STATED EXERCISE: Return each line holding the string "title".

— begin —

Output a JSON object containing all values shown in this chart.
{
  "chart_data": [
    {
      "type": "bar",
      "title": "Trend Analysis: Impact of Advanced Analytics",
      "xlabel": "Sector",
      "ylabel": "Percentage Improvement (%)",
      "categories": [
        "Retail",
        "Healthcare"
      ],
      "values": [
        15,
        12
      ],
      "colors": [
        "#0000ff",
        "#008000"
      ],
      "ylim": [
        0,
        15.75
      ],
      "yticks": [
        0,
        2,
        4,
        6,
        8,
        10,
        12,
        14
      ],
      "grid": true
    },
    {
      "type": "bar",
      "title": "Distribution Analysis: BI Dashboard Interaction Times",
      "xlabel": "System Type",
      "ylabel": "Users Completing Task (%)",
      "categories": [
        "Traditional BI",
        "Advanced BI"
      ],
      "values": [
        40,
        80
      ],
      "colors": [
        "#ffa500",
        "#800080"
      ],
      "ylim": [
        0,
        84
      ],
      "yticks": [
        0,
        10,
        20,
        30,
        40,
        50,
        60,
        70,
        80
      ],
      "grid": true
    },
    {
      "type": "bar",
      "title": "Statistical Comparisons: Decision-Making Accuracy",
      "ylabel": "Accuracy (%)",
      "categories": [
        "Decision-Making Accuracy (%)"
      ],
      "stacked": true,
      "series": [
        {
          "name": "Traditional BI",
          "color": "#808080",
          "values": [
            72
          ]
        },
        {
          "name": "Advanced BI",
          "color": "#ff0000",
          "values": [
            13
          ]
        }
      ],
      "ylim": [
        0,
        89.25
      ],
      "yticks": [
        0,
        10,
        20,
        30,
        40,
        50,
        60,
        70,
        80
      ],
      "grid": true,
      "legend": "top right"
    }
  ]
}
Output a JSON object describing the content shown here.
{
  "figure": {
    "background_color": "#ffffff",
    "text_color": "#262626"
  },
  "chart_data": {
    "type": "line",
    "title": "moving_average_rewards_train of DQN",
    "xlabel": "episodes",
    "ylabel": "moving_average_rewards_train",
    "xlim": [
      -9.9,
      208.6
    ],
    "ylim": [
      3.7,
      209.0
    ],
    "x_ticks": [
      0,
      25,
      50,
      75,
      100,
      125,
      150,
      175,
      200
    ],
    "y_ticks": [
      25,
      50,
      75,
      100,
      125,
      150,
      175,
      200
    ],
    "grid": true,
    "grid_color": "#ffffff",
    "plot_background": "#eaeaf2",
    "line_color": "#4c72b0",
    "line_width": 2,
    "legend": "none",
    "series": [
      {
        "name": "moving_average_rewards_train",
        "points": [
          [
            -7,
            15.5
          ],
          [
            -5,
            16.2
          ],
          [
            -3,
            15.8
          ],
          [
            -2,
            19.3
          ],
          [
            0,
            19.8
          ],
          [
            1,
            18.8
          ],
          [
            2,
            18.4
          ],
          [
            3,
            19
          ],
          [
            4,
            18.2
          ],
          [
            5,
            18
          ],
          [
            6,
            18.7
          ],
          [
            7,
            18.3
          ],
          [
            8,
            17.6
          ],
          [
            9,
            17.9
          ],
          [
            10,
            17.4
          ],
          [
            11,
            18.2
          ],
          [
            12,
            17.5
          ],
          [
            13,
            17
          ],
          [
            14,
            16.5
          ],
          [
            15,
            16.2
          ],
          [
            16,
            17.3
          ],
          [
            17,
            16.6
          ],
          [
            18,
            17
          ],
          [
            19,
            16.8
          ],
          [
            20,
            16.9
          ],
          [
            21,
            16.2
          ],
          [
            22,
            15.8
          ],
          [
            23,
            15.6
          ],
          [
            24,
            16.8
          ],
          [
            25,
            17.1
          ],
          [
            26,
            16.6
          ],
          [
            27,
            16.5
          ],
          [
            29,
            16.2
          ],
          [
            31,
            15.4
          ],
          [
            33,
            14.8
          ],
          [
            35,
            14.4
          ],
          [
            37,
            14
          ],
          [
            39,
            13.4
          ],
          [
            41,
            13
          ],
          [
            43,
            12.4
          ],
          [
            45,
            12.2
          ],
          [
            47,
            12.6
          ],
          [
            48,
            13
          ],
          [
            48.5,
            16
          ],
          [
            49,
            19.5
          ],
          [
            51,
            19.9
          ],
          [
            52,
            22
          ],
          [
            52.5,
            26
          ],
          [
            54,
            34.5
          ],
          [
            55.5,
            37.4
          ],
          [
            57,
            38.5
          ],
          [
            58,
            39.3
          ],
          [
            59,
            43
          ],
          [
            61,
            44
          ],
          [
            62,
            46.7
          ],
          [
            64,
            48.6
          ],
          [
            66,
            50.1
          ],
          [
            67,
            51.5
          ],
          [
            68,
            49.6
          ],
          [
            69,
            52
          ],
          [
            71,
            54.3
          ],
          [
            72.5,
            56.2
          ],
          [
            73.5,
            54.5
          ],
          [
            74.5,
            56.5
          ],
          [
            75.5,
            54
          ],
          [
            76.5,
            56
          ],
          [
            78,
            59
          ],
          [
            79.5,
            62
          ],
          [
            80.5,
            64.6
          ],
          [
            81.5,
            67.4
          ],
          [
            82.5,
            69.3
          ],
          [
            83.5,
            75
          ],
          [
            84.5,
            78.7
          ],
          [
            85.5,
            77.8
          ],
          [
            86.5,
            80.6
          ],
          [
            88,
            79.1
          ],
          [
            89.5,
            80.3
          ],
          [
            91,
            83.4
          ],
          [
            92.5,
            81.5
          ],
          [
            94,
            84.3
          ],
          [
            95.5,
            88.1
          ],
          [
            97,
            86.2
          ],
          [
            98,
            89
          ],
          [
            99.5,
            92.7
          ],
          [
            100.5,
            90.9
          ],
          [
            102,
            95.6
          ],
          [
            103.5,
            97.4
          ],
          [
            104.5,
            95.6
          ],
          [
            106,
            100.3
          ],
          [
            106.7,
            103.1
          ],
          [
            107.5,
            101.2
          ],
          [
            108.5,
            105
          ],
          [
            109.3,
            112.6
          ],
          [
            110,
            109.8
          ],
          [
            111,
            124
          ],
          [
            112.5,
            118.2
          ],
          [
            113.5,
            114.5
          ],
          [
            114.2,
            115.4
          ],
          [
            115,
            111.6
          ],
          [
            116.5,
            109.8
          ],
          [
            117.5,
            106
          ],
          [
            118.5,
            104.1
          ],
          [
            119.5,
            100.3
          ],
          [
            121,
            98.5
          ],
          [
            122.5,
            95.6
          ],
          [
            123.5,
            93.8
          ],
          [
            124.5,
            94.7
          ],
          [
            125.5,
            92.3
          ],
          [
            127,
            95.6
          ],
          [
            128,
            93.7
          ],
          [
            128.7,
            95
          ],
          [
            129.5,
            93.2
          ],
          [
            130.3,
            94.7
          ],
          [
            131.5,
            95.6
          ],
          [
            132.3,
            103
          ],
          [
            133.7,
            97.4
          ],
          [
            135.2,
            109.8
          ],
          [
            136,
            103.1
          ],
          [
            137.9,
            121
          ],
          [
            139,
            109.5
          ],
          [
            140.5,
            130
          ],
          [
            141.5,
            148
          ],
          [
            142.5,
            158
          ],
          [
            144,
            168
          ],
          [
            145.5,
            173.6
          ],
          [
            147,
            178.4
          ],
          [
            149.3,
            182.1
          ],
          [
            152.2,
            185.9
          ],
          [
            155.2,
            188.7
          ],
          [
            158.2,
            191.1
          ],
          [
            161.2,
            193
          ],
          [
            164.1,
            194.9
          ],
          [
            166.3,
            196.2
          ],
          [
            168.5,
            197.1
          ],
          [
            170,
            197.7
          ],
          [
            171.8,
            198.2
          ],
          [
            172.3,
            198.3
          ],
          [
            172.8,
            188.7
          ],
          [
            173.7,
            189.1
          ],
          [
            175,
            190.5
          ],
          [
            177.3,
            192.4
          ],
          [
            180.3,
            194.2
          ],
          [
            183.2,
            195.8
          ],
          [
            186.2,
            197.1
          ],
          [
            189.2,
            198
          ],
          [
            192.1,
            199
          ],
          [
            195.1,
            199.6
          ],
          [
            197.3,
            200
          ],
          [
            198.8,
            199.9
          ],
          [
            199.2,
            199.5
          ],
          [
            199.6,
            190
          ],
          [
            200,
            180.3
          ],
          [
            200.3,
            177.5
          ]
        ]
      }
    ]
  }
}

— end —
— begin —

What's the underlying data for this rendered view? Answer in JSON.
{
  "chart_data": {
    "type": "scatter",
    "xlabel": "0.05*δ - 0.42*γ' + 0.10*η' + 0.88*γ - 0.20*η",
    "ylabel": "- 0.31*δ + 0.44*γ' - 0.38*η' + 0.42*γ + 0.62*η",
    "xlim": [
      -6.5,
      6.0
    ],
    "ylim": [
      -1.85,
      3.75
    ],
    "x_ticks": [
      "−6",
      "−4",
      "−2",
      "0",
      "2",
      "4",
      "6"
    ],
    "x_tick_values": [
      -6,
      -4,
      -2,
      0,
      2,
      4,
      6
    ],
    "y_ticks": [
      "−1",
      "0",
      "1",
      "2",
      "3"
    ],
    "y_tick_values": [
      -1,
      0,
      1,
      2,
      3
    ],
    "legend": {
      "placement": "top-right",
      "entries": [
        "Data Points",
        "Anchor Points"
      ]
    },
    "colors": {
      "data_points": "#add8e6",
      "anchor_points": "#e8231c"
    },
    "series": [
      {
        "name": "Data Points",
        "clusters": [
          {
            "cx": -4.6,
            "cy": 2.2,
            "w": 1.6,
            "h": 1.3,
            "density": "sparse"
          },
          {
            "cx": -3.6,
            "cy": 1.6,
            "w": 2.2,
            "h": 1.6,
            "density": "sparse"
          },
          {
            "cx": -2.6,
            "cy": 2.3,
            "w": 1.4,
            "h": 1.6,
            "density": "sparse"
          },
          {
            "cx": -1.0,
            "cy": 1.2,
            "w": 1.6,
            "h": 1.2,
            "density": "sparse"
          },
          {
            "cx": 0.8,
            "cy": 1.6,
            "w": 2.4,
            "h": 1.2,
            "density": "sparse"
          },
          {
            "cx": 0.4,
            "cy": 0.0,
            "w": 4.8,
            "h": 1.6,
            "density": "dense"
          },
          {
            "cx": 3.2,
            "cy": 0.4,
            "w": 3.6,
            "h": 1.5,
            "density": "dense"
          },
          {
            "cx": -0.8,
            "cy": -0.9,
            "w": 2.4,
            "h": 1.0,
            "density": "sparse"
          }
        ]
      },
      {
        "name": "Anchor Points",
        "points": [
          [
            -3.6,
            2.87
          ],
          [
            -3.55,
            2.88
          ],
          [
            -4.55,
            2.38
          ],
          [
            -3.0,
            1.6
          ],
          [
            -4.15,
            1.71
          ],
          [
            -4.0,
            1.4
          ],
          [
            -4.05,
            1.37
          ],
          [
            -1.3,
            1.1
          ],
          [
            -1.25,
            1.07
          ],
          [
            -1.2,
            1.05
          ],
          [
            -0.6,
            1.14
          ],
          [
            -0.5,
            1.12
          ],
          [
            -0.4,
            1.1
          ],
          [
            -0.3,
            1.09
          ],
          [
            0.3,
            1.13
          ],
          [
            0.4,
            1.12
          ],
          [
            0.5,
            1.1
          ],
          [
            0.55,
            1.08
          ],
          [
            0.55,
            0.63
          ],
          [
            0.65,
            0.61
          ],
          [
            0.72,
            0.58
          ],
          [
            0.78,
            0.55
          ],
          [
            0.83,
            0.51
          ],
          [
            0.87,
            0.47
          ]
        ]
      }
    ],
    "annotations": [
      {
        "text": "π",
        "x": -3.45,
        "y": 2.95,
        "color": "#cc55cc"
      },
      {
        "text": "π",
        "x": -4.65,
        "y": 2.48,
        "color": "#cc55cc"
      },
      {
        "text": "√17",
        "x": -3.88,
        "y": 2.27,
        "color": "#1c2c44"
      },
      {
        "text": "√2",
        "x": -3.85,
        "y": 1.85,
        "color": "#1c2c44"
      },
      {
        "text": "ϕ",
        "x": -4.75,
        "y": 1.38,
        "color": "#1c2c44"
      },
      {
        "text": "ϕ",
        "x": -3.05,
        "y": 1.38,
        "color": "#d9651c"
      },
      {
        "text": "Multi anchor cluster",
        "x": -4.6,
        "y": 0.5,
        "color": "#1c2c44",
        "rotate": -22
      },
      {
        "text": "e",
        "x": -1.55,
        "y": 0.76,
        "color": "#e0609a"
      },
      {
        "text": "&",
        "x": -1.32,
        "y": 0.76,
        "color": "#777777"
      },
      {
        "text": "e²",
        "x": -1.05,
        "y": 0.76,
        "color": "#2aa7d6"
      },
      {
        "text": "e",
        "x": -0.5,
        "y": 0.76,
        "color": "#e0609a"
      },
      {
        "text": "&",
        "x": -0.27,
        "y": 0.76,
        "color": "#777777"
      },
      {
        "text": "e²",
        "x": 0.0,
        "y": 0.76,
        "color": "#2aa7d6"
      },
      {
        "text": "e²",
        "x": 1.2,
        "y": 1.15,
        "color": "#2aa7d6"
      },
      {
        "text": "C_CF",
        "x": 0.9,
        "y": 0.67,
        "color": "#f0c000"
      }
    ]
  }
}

— end —

TASK RESPONSE:
      "title": "Trend Analysis: Impact of Advanced Analytics",
      "title": "Distribution Analysis: BI Dashboard Interaction Times",
      "title": "Statistical Comparisons: Decision-Making Accuracy",
    "title": "moving_average_rewards_train of DQN",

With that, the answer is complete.